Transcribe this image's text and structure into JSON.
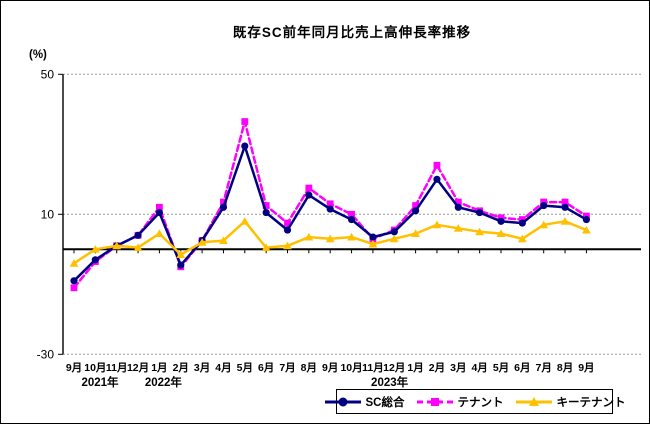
{
  "title": "既存SC前年同月比売上高伸長率推移",
  "chart_data": {
    "type": "line",
    "title": "既存SC前年同月比売上高伸長率推移",
    "ylabel": "(%)",
    "xlabel": "",
    "ylim": [
      -30,
      50
    ],
    "y_ticks": [
      50,
      10,
      -30
    ],
    "zero_line": true,
    "grid": "horizontal dotted lines at y ticks, solid black line at 0",
    "legend_position": "bottom-right",
    "categories": [
      "9月",
      "10月",
      "11月",
      "12月",
      "1月",
      "2月",
      "3月",
      "4月",
      "5月",
      "6月",
      "7月",
      "8月",
      "9月",
      "10月",
      "11月",
      "12月",
      "1月",
      "2月",
      "3月",
      "4月",
      "5月",
      "6月",
      "7月",
      "8月",
      "9月"
    ],
    "year_labels": [
      {
        "label": "2021年",
        "month_index": 0
      },
      {
        "label": "2022年",
        "month_index": 4
      },
      {
        "label": "2023年",
        "month_index": 16
      }
    ],
    "series": [
      {
        "name": "SC総合",
        "color": "#000080",
        "style": "solid",
        "marker": "circle",
        "values": [
          -9,
          -3,
          1,
          4,
          10.5,
          -4.5,
          2.5,
          12,
          29.5,
          10.5,
          5.5,
          15.5,
          11.5,
          8.5,
          3.5,
          5,
          11,
          20,
          12,
          10.5,
          8,
          7.5,
          12.5,
          12,
          8.5
        ]
      },
      {
        "name": "テナント",
        "color": "#FF00FF",
        "style": "dashed",
        "marker": "square",
        "values": [
          -11,
          -3.5,
          1,
          4,
          12,
          -5,
          2.5,
          13.5,
          36.5,
          12.5,
          7.5,
          17.5,
          13,
          10,
          3,
          5.5,
          12.5,
          24,
          13.5,
          11,
          9,
          8.5,
          13.5,
          13.5,
          9.5
        ]
      },
      {
        "name": "キーテナント",
        "color": "#FFC000",
        "style": "solid",
        "marker": "triangle",
        "values": [
          -4,
          0,
          1,
          0.5,
          4.5,
          -1.5,
          2,
          2.5,
          8,
          0.5,
          1,
          3.5,
          3,
          3.5,
          1.5,
          3,
          4.5,
          7,
          6,
          5,
          4.5,
          3,
          7,
          8,
          5.5
        ]
      }
    ]
  }
}
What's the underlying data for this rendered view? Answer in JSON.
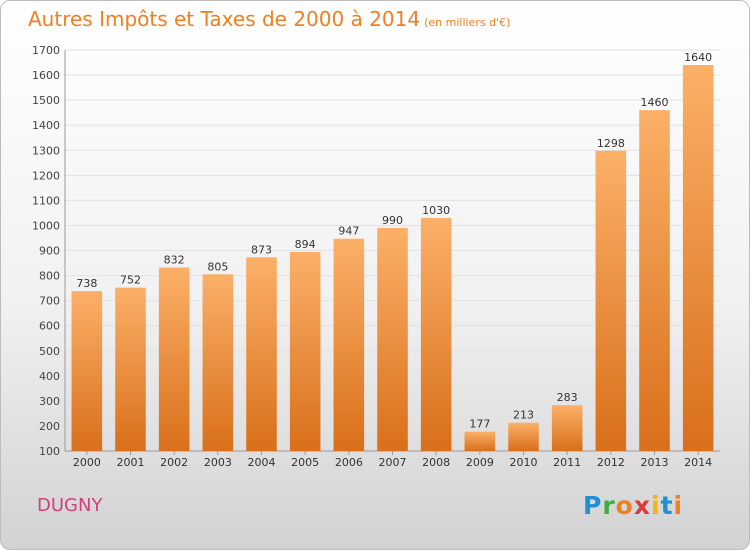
{
  "title": "Autres Impôts et Taxes de 2000 à 2014",
  "unit": "(en milliers d'€)",
  "town": "DUGNY",
  "logo": [
    "P",
    "r",
    "o",
    "x",
    "i",
    "t",
    "i"
  ],
  "colors": {
    "bar_light": "#fbb068",
    "bar_dark": "#d96f1a",
    "title": "#f07f22",
    "town": "#d23f7f"
  },
  "chart_data": {
    "type": "bar",
    "title": "Autres Impôts et Taxes de 2000 à 2014",
    "subtitle": "(en milliers d'€)",
    "categories": [
      "2000",
      "2001",
      "2002",
      "2003",
      "2004",
      "2005",
      "2006",
      "2007",
      "2008",
      "2009",
      "2010",
      "2011",
      "2012",
      "2013",
      "2014"
    ],
    "values": [
      738,
      752,
      832,
      805,
      873,
      894,
      947,
      990,
      1030,
      177,
      213,
      283,
      1298,
      1460,
      1640
    ],
    "data_labels": [
      "738",
      "752",
      "832",
      "805",
      "873",
      "894",
      "947",
      "990",
      "1030",
      "177",
      "213",
      "283",
      "1298",
      "1460",
      "1640"
    ],
    "ylim": [
      100,
      1700
    ],
    "yticks": [
      "100",
      "200",
      "300",
      "400",
      "500",
      "600",
      "700",
      "800",
      "900",
      "1000",
      "1100",
      "1200",
      "1300",
      "1400",
      "1500",
      "1600",
      "1700"
    ],
    "grid": true,
    "legend": "none"
  }
}
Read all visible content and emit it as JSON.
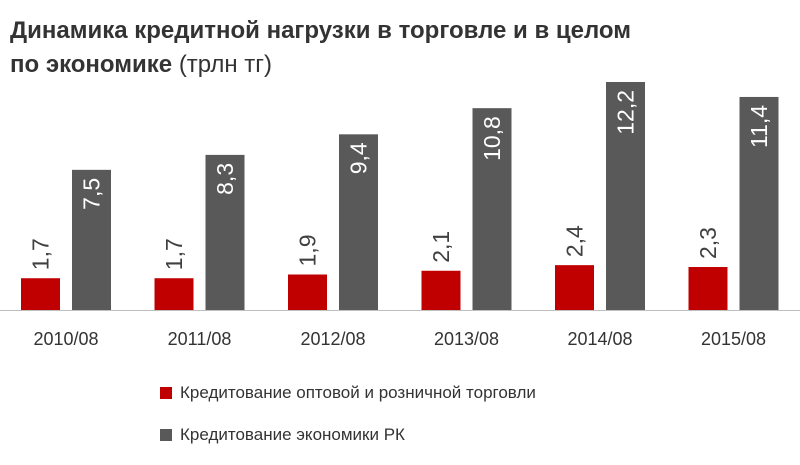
{
  "chart_data": {
    "type": "bar",
    "title": "Динамика  кредитной нагрузки в торговле и в целом по экономике",
    "subtitle": "(трлн тг)",
    "categories": [
      "2010/08",
      "2011/08",
      "2012/08",
      "2013/08",
      "2014/08",
      "2015/08"
    ],
    "series": [
      {
        "name": "Кредитование оптовой и розничной торговли",
        "color": "#c00000",
        "values": [
          1.7,
          1.7,
          1.9,
          2.1,
          2.4,
          2.3
        ],
        "labels": [
          "1,7",
          "1,7",
          "1,9",
          "2,1",
          "2,4",
          "2,3"
        ]
      },
      {
        "name": "Кредитование экономики РК",
        "color": "#595959",
        "values": [
          7.5,
          8.3,
          9.4,
          10.8,
          12.2,
          11.4
        ],
        "labels": [
          "7,5",
          "8,3",
          "9,4",
          "10,8",
          "12,2",
          "11,4"
        ]
      }
    ],
    "ylim": [
      0,
      12.2
    ],
    "grid": false,
    "legend_position": "bottom"
  }
}
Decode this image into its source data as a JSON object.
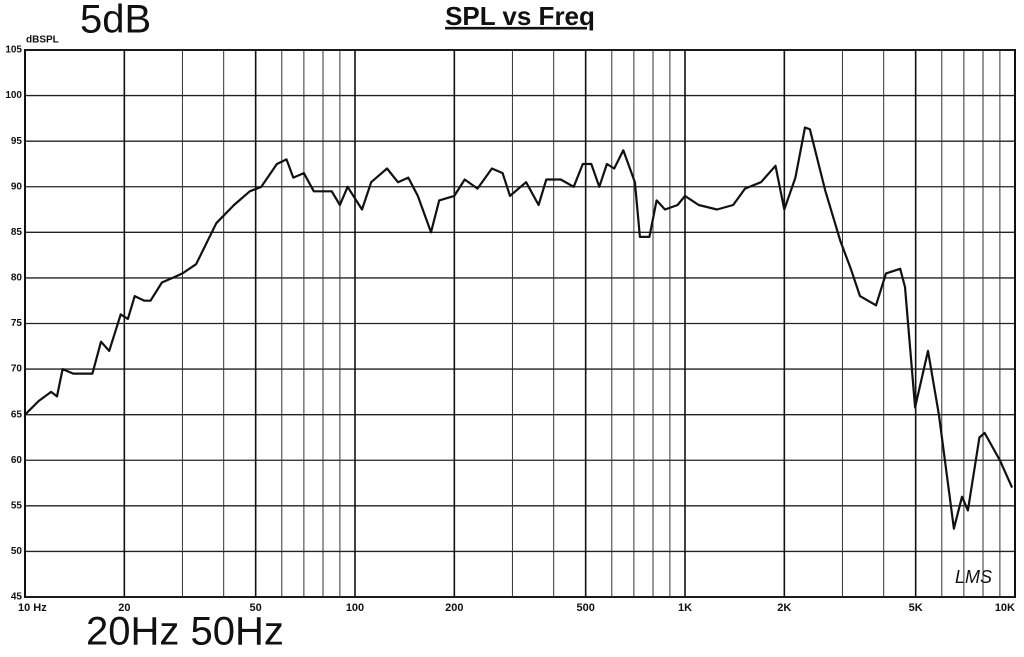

----------------

### JOB
Read the data above. Pull out each line in which the string "marker" appears.

### TASK SOLUTION
        "marker": "circle",
        "marker": "square",
        "marker": "triangle",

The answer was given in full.